▶ _What you will do_
Below are entries to be transcribed exactly; exclude the pictures from the copy.

▶ _Supplied records_
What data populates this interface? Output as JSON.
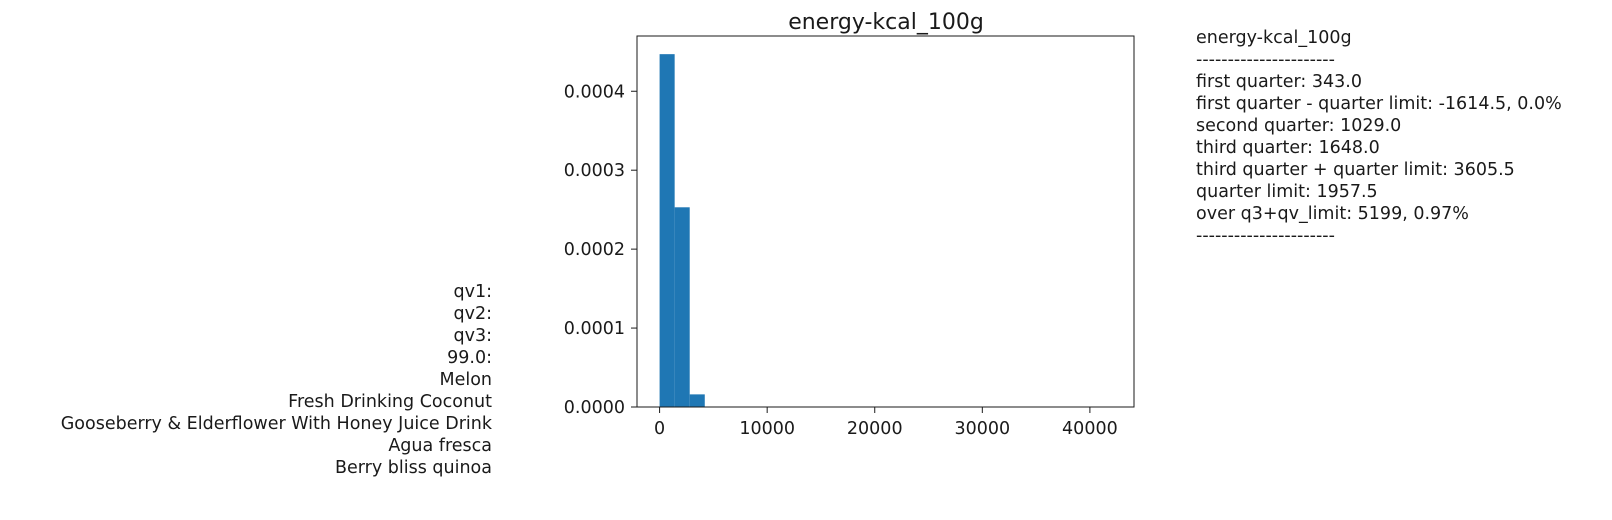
{
  "chart_data": {
    "type": "bar",
    "title": "energy-kcal_100g",
    "xlabel": "",
    "ylabel": "",
    "xlim": [
      -2100,
      44100
    ],
    "ylim": [
      0,
      0.00047
    ],
    "xticks": [
      0,
      10000,
      20000,
      30000,
      40000
    ],
    "xtick_labels": [
      "0",
      "10000",
      "20000",
      "30000",
      "40000"
    ],
    "yticks": [
      0,
      0.0001,
      0.0002,
      0.0003,
      0.0004
    ],
    "ytick_labels": [
      "0.0000",
      "0.0001",
      "0.0002",
      "0.0003",
      "0.0004"
    ],
    "bin_width": 1400,
    "bins": [
      {
        "x0": 0,
        "x1": 1400,
        "value": 0.000447
      },
      {
        "x0": 1400,
        "x1": 2800,
        "value": 0.000253
      },
      {
        "x0": 2800,
        "x1": 4200,
        "value": 1.6e-05
      }
    ],
    "bar_color": "#1f77b4",
    "grid": false
  },
  "left_labels": [
    "qv1:",
    "qv2:",
    "qv3:",
    "99.0:",
    "Melon",
    "Fresh Drinking Coconut",
    "Gooseberry & Elderflower With Honey Juice Drink",
    "Agua fresca",
    "Berry bliss quinoa"
  ],
  "stats": [
    "energy-kcal_100g",
    "----------------------",
    "first quarter: 343.0",
    "first quarter - quarter limit: -1614.5, 0.0%",
    "second quarter: 1029.0",
    "third quarter: 1648.0",
    "third quarter + quarter limit: 3605.5",
    "quarter limit: 1957.5",
    "over q3+qv_limit: 5199, 0.97%",
    "----------------------"
  ]
}
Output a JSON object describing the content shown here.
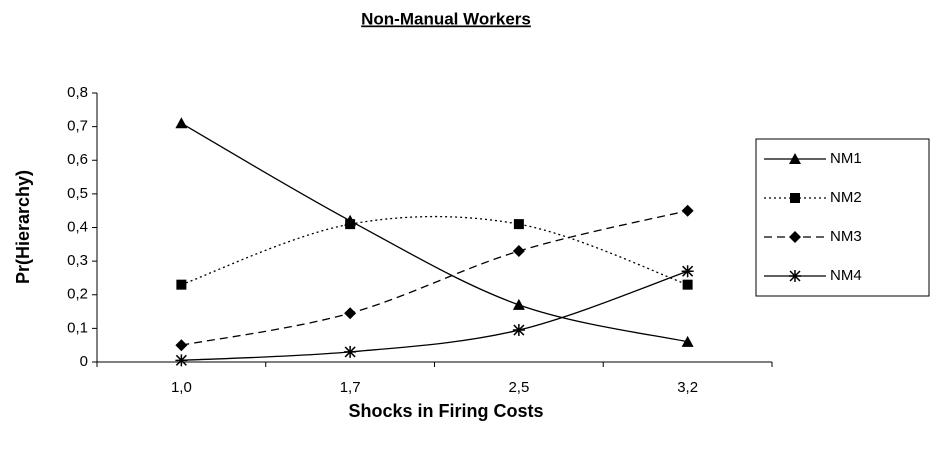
{
  "chart_data": {
    "type": "line",
    "title": "Non-Manual Workers",
    "x_label": "Shocks in Firing Costs",
    "y_label": "Pr(Hierarchy)",
    "categories": [
      "1,0",
      "1,7",
      "2,5",
      "3,2"
    ],
    "ylim": [
      0,
      0.8
    ],
    "yticks": [
      0,
      {
        "value": 0.1,
        "label": "0,1"
      },
      {
        "value": 0.2,
        "label": "0,2"
      },
      {
        "value": 0.3,
        "label": "0,3"
      },
      {
        "value": 0.4,
        "label": "0,4"
      },
      {
        "value": 0.5,
        "label": "0,5"
      },
      {
        "value": 0.6,
        "label": "0,6"
      },
      {
        "value": 0.7,
        "label": "0,7"
      },
      {
        "value": 0.8,
        "label": "0,8"
      }
    ],
    "smooth": true,
    "legend": "right",
    "series": [
      {
        "name": "NM1",
        "color": "#000000",
        "dash": "solid",
        "marker": "triangle",
        "values": [
          0.71,
          0.42,
          0.17,
          0.06
        ]
      },
      {
        "name": "NM2",
        "color": "#000000",
        "dash": "dotted",
        "marker": "square",
        "values": [
          0.23,
          0.41,
          0.41,
          0.23
        ]
      },
      {
        "name": "NM3",
        "color": "#000000",
        "dash": "dashed",
        "marker": "diamond",
        "values": [
          0.05,
          0.145,
          0.33,
          0.45
        ]
      },
      {
        "name": "NM4",
        "color": "#000000",
        "dash": "solid",
        "marker": "asterisk",
        "values": [
          0.005,
          0.03,
          0.095,
          0.27
        ]
      }
    ]
  }
}
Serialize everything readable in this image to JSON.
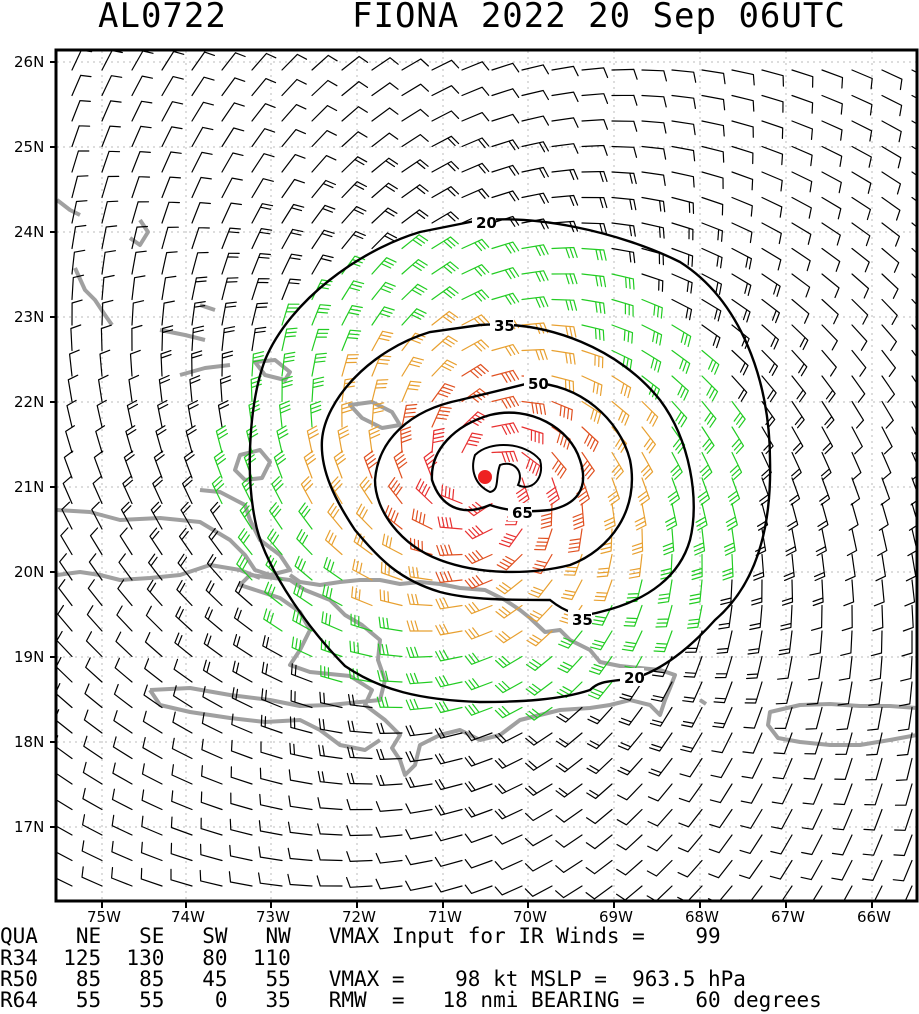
{
  "header": {
    "storm_id": "AL0722",
    "storm_title": "FIONA 2022 20 Sep 06UTC"
  },
  "map": {
    "lat_labels": [
      "26N",
      "25N",
      "24N",
      "23N",
      "22N",
      "21N",
      "20N",
      "19N",
      "18N",
      "17N"
    ],
    "lon_labels": [
      "75W",
      "74W",
      "73W",
      "72W",
      "71W",
      "70W",
      "69W",
      "68W",
      "67W",
      "66W"
    ],
    "contour_labels": [
      "20",
      "35",
      "50",
      "65",
      "35",
      "20"
    ],
    "colors": {
      "barb_outer": "#000000",
      "barb_34kt": "#22cc22",
      "barb_50kt": "#e8a030",
      "barb_64kt": "#e05020",
      "barb_core": "#e83030",
      "coast": "#a0a0a0",
      "center_dot": "#ee2222"
    }
  },
  "table": {
    "row_qua": "QUA   NE   SE   SW   NW   VMAX Input for IR Winds =    99",
    "row_r34": "R34  125  130   80  110",
    "row_r50": "R50   85   85   45   55   VMAX =    98 kt MSLP =  963.5 hPa",
    "row_r64": "R64   55   55    0   35   RMW  =   18 nmi BEARING =    60 degrees"
  }
}
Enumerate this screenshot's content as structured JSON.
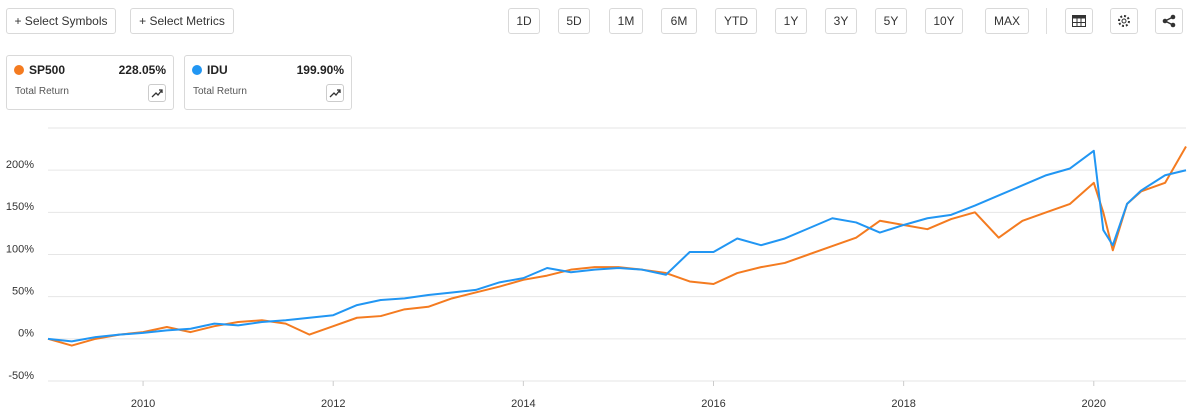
{
  "toolbar": {
    "select_symbols": "+ Select Symbols",
    "select_metrics": "+ Select Metrics",
    "periods": [
      "1D",
      "5D",
      "1M",
      "6M",
      "YTD",
      "1Y",
      "3Y",
      "5Y",
      "10Y",
      "MAX"
    ]
  },
  "cards": [
    {
      "value": "228.05%",
      "metric": "Total Return"
    },
    {
      "value": "199.90%",
      "metric": "Total Return"
    }
  ],
  "chart_data": {
    "type": "line",
    "x": [
      2009,
      2009.25,
      2009.5,
      2009.75,
      2010,
      2010.25,
      2010.5,
      2010.75,
      2011,
      2011.25,
      2011.5,
      2011.75,
      2012,
      2012.25,
      2012.5,
      2012.75,
      2013,
      2013.25,
      2013.5,
      2013.75,
      2014,
      2014.25,
      2014.5,
      2014.75,
      2015,
      2015.25,
      2015.5,
      2015.75,
      2016,
      2016.25,
      2016.5,
      2016.75,
      2017,
      2017.25,
      2017.5,
      2017.75,
      2018,
      2018.25,
      2018.5,
      2018.75,
      2019,
      2019.25,
      2019.5,
      2019.75,
      2020,
      2020.1,
      2020.2,
      2020.35,
      2020.5,
      2020.75,
      2020.97
    ],
    "series": [
      {
        "name": "SP500",
        "color": "#f47b20",
        "values": [
          0,
          -8,
          0,
          5,
          8,
          14,
          8,
          15,
          20,
          22,
          18,
          5,
          15,
          25,
          27,
          35,
          38,
          48,
          55,
          62,
          70,
          75,
          82,
          85,
          85,
          82,
          78,
          68,
          65,
          78,
          85,
          90,
          100,
          110,
          120,
          140,
          135,
          130,
          142,
          150,
          120,
          140,
          150,
          160,
          185,
          150,
          105,
          160,
          175,
          185,
          228.05
        ]
      },
      {
        "name": "IDU",
        "color": "#2196f3",
        "values": [
          0,
          -3,
          2,
          5,
          7,
          10,
          12,
          18,
          16,
          20,
          22,
          25,
          28,
          40,
          46,
          48,
          52,
          55,
          58,
          67,
          72,
          84,
          79,
          82,
          84,
          82,
          76,
          103,
          103,
          119,
          111,
          119,
          131,
          143,
          138,
          126,
          135,
          143,
          147,
          158,
          170,
          182,
          194,
          202,
          223,
          129,
          111,
          160,
          176,
          194,
          199.9
        ]
      }
    ],
    "xlim": [
      2009,
      2020.97
    ],
    "xticks": [
      2010,
      2012,
      2014,
      2016,
      2018,
      2020
    ],
    "ylim": [
      -50,
      250
    ],
    "yticks": [
      {
        "value": -50,
        "label": "-50%"
      },
      {
        "value": 0,
        "label": "0%"
      },
      {
        "value": 50,
        "label": "50%"
      },
      {
        "value": 100,
        "label": "100%"
      },
      {
        "value": 150,
        "label": "150%"
      },
      {
        "value": 200,
        "label": "200%"
      }
    ],
    "grid": true
  }
}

▶ _Reply_
What data populates this interface? Output as JSON.
{
  "chart_data": {
    "type": "bar",
    "title": "energy-kcal_100g",
    "xlabel": "",
    "ylabel": "",
    "xlim": [
      -2100,
      44100
    ],
    "ylim": [
      0,
      0.00047
    ],
    "xticks": [
      0,
      10000,
      20000,
      30000,
      40000
    ],
    "xtick_labels": [
      "0",
      "10000",
      "20000",
      "30000",
      "40000"
    ],
    "yticks": [
      0,
      0.0001,
      0.0002,
      0.0003,
      0.0004
    ],
    "ytick_labels": [
      "0.0000",
      "0.0001",
      "0.0002",
      "0.0003",
      "0.0004"
    ],
    "bin_width": 1400,
    "bins": [
      {
        "x0": 0,
        "x1": 1400,
        "value": 0.000447
      },
      {
        "x0": 1400,
        "x1": 2800,
        "value": 0.000253
      },
      {
        "x0": 2800,
        "x1": 4200,
        "value": 1.6e-05
      }
    ],
    "bar_color": "#1f77b4",
    "grid": false
  },
  "left_labels": [
    "qv1:",
    "qv2:",
    "qv3:",
    "99.0:",
    "Melon",
    "Fresh Drinking Coconut",
    "Gooseberry & Elderflower With Honey Juice Drink",
    "Agua fresca",
    "Berry bliss quinoa"
  ],
  "stats": [
    "energy-kcal_100g",
    "----------------------",
    "first quarter: 343.0",
    "first quarter - quarter limit: -1614.5, 0.0%",
    "second quarter: 1029.0",
    "third quarter: 1648.0",
    "third quarter + quarter limit: 3605.5",
    "quarter limit: 1957.5",
    "over q3+qv_limit: 5199, 0.97%",
    "----------------------"
  ]
}
Output a JSON object describing the content shown here.
{
  "chart_data": {
    "type": "line",
    "title": "Non-Manual Workers",
    "x_label": "Shocks in Firing Costs",
    "y_label": "Pr(Hierarchy)",
    "categories": [
      "1,0",
      "1,7",
      "2,5",
      "3,2"
    ],
    "ylim": [
      0,
      0.8
    ],
    "yticks": [
      0,
      {
        "value": 0.1,
        "label": "0,1"
      },
      {
        "value": 0.2,
        "label": "0,2"
      },
      {
        "value": 0.3,
        "label": "0,3"
      },
      {
        "value": 0.4,
        "label": "0,4"
      },
      {
        "value": 0.5,
        "label": "0,5"
      },
      {
        "value": 0.6,
        "label": "0,6"
      },
      {
        "value": 0.7,
        "label": "0,7"
      },
      {
        "value": 0.8,
        "label": "0,8"
      }
    ],
    "smooth": true,
    "legend": "right",
    "series": [
      {
        "name": "NM1",
        "color": "#000000",
        "dash": "solid",
        "marker": "triangle",
        "values": [
          0.71,
          0.42,
          0.17,
          0.06
        ]
      },
      {
        "name": "NM2",
        "color": "#000000",
        "dash": "dotted",
        "marker": "square",
        "values": [
          0.23,
          0.41,
          0.41,
          0.23
        ]
      },
      {
        "name": "NM3",
        "color": "#000000",
        "dash": "dashed",
        "marker": "diamond",
        "values": [
          0.05,
          0.145,
          0.33,
          0.45
        ]
      },
      {
        "name": "NM4",
        "color": "#000000",
        "dash": "solid",
        "marker": "asterisk",
        "values": [
          0.005,
          0.03,
          0.095,
          0.27
        ]
      }
    ]
  }
}
Serialize everything readable in this image to JSON.
{
  "header": {
    "storm_id": "AL0722",
    "storm_title": "FIONA 2022 20 Sep 06UTC"
  },
  "map": {
    "lat_labels": [
      "26N",
      "25N",
      "24N",
      "23N",
      "22N",
      "21N",
      "20N",
      "19N",
      "18N",
      "17N"
    ],
    "lon_labels": [
      "75W",
      "74W",
      "73W",
      "72W",
      "71W",
      "70W",
      "69W",
      "68W",
      "67W",
      "66W"
    ],
    "contour_labels": [
      "20",
      "35",
      "50",
      "65",
      "35",
      "20"
    ],
    "colors": {
      "barb_outer": "#000000",
      "barb_34kt": "#22cc22",
      "barb_50kt": "#e8a030",
      "barb_64kt": "#e05020",
      "barb_core": "#e83030",
      "coast": "#a0a0a0",
      "center_dot": "#ee2222"
    }
  },
  "table": {
    "row_qua": "QUA   NE   SE   SW   NW   VMAX Input for IR Winds =    99",
    "row_r34": "R34  125  130   80  110",
    "row_r50": "R50   85   85   45   55   VMAX =    98 kt MSLP =  963.5 hPa",
    "row_r64": "R64   55   55    0   35   RMW  =   18 nmi BEARING =    60 degrees"
  }
}
Enumerate this screenshot's content as structured JSON.
{
  "toolbar": {
    "select_symbols": "+ Select Symbols",
    "select_metrics": "+ Select Metrics",
    "periods": [
      "1D",
      "5D",
      "1M",
      "6M",
      "YTD",
      "1Y",
      "3Y",
      "5Y",
      "10Y",
      "MAX"
    ]
  },
  "cards": [
    {
      "value": "228.05%",
      "metric": "Total Return"
    },
    {
      "value": "199.90%",
      "metric": "Total Return"
    }
  ],
  "chart_data": {
    "type": "line",
    "x": [
      2009,
      2009.25,
      2009.5,
      2009.75,
      2010,
      2010.25,
      2010.5,
      2010.75,
      2011,
      2011.25,
      2011.5,
      2011.75,
      2012,
      2012.25,
      2012.5,
      2012.75,
      2013,
      2013.25,
      2013.5,
      2013.75,
      2014,
      2014.25,
      2014.5,
      2014.75,
      2015,
      2015.25,
      2015.5,
      2015.75,
      2016,
      2016.25,
      2016.5,
      2016.75,
      2017,
      2017.25,
      2017.5,
      2017.75,
      2018,
      2018.25,
      2018.5,
      2018.75,
      2019,
      2019.25,
      2019.5,
      2019.75,
      2020,
      2020.1,
      2020.2,
      2020.35,
      2020.5,
      2020.75,
      2020.97
    ],
    "series": [
      {
        "name": "SP500",
        "color": "#f47b20",
        "values": [
          0,
          -8,
          0,
          5,
          8,
          14,
          8,
          15,
          20,
          22,
          18,
          5,
          15,
          25,
          27,
          35,
          38,
          48,
          55,
          62,
          70,
          75,
          82,
          85,
          85,
          82,
          78,
          68,
          65,
          78,
          85,
          90,
          100,
          110,
          120,
          140,
          135,
          130,
          142,
          150,
          120,
          140,
          150,
          160,
          185,
          150,
          105,
          160,
          175,
          185,
          228.05
        ]
      },
      {
        "name": "IDU",
        "color": "#2196f3",
        "values": [
          0,
          -3,
          2,
          5,
          7,
          10,
          12,
          18,
          16,
          20,
          22,
          25,
          28,
          40,
          46,
          48,
          52,
          55,
          58,
          67,
          72,
          84,
          79,
          82,
          84,
          82,
          76,
          103,
          103,
          119,
          111,
          119,
          131,
          143,
          138,
          126,
          135,
          143,
          147,
          158,
          170,
          182,
          194,
          202,
          223,
          129,
          111,
          160,
          176,
          194,
          199.9
        ]
      }
    ],
    "xlim": [
      2009,
      2020.97
    ],
    "xticks": [
      2010,
      2012,
      2014,
      2016,
      2018,
      2020
    ],
    "ylim": [
      -50,
      250
    ],
    "yticks": [
      {
        "value": -50,
        "label": "-50%"
      },
      {
        "value": 0,
        "label": "0%"
      },
      {
        "value": 50,
        "label": "50%"
      },
      {
        "value": 100,
        "label": "100%"
      },
      {
        "value": 150,
        "label": "150%"
      },
      {
        "value": 200,
        "label": "200%"
      }
    ],
    "grid": true
  }
}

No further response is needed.